_WORKING DATA_
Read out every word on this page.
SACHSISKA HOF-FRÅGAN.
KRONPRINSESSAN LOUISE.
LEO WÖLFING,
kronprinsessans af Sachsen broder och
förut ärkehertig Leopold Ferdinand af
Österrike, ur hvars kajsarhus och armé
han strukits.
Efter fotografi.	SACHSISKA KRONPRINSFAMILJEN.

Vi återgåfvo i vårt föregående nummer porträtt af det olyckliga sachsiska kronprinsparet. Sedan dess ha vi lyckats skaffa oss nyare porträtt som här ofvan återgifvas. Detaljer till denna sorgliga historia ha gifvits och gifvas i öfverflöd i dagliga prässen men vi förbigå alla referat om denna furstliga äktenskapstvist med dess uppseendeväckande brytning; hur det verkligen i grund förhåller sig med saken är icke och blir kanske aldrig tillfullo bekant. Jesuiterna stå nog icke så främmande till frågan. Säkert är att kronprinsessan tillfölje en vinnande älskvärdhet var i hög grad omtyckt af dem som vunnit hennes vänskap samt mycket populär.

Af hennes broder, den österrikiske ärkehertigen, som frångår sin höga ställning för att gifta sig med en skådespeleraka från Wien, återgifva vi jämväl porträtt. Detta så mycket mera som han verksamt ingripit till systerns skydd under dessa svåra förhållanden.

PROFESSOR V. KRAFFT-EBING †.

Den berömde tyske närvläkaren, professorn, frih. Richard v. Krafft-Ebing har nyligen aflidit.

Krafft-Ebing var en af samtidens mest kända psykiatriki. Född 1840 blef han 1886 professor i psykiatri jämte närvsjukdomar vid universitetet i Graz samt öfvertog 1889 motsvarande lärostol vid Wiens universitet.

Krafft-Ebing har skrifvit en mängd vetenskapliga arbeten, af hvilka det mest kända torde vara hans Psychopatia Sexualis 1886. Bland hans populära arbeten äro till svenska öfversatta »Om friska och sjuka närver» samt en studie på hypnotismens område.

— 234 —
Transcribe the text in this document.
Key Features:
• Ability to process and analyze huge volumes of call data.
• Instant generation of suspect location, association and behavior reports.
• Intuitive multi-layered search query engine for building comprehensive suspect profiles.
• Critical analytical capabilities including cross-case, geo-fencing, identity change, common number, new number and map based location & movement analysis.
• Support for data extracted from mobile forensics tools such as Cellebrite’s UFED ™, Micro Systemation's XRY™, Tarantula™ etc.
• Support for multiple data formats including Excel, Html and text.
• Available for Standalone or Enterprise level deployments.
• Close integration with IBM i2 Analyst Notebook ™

_WRITTEN EXERCISE_
Print the records once more, exactly as they were given.

_CORRECT RESPONSE_
Read out every word on this page.
SACHSISKA HOF-FRÅGAN.
KRONPRINSESSAN LOUISE.
LEO WÖLFING,
kronprinsessans af Sachsen broder och
förut ärkehertig Leopold Ferdinand af
Österrike, ur hvars kajsarhus och armé
han strukits.
Efter fotografi.	SACHSISKA KRONPRINSFAMILJEN.

Vi återgåfvo i vårt föregående nummer porträtt af det olyckliga sachsiska kronprinsparet. Sedan dess ha vi lyckats skaffa oss nyare porträtt som här ofvan återgifvas. Detaljer till denna sorgliga historia ha gifvits och gifvas i öfverflöd i dagliga prässen men vi förbigå alla referat om denna furstliga äktenskapstvist med dess uppseendeväckande brytning; hur det verkligen i grund förhåller sig med saken är icke och blir kanske aldrig tillfullo bekant. Jesuiterna stå nog icke så främmande till frågan. Säkert är att kronprinsessan tillfölje en vinnande älskvärdhet var i hög grad omtyckt af dem som vunnit hennes vänskap samt mycket populär.

Af hennes broder, den österrikiske ärkehertigen, som frångår sin höga ställning för att gifta sig med en skådespeleraka från Wien, återgifva vi jämväl porträtt. Detta så mycket mera som han verksamt ingripit till systerns skydd under dessa svåra förhållanden.

PROFESSOR V. KRAFFT-EBING †.

Den berömde tyske närvläkaren, professorn, frih. Richard v. Krafft-Ebing har nyligen aflidit.

Krafft-Ebing var en af samtidens mest kända psykiatriki. Född 1840 blef han 1886 professor i psykiatri jämte närvsjukdomar vid universitetet i Graz samt öfvertog 1889 motsvarande lärostol vid Wiens universitet.

Krafft-Ebing har skrifvit en mängd vetenskapliga arbeten, af hvilka det mest kända torde vara hans Psychopatia Sexualis 1886. Bland hans populära arbeten äro till svenska öfversatta »Om friska och sjuka närver» samt en studie på hypnotismens område.

— 234 —
Transcribe the text in this document.
Key Features:
• Ability to process and analyze huge volumes of call data.
• Instant generation of suspect location, association and behavior reports.
• Intuitive multi-layered search query engine for building comprehensive suspect profiles.
• Critical analytical capabilities including cross-case, geo-fencing, identity change, common number, new number and map based location & movement analysis.
• Support for data extracted from mobile forensics tools such as Cellebrite’s UFED ™, Micro Systemation's XRY™, Tarantula™ etc.
• Support for multiple data formats including Excel, Html and text.
• Available for Standalone or Enterprise level deployments.
• Close integration with IBM i2 Analyst Notebook ™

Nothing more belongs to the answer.